[Data entries]
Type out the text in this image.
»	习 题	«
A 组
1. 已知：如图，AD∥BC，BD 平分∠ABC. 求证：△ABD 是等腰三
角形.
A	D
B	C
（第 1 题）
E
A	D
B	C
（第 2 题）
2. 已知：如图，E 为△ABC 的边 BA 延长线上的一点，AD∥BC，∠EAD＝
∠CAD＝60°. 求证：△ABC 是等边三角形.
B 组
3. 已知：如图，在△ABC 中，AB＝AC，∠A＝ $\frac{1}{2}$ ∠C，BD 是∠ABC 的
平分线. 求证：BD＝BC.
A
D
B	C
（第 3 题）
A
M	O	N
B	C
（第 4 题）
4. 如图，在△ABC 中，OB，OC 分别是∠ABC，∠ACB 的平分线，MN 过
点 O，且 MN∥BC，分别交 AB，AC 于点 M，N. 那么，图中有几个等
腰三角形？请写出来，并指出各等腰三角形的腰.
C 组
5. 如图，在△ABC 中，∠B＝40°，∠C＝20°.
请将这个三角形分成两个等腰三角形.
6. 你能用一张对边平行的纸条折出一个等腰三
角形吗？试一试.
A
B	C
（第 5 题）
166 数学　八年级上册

Instruction: Print the material verbatim, all of it.

Result below:
Type out the text in this image.
»	习 题	«
A 组
1. 已知：如图，AD∥BC，BD 平分∠ABC. 求证：△ABD 是等腰三
角形.
A	D
B	C
（第 1 题）
E
A	D
B	C
（第 2 题）
2. 已知：如图，E 为△ABC 的边 BA 延长线上的一点，AD∥BC，∠EAD＝
∠CAD＝60°. 求证：△ABC 是等边三角形.
B 组
3. 已知：如图，在△ABC 中，AB＝AC，∠A＝ $\frac{1}{2}$ ∠C，BD 是∠ABC 的
平分线. 求证：BD＝BC.
A
D
B	C
（第 3 题）
A
M	O	N
B	C
（第 4 题）
4. 如图，在△ABC 中，OB，OC 分别是∠ABC，∠ACB 的平分线，MN 过
点 O，且 MN∥BC，分别交 AB，AC 于点 M，N. 那么，图中有几个等
腰三角形？请写出来，并指出各等腰三角形的腰.
C 组
5. 如图，在△ABC 中，∠B＝40°，∠C＝20°.
请将这个三角形分成两个等腰三角形.
6. 你能用一张对边平行的纸条折出一个等腰三
角形吗？试一试.
A
B	C
（第 5 题）
166 数学　八年级上册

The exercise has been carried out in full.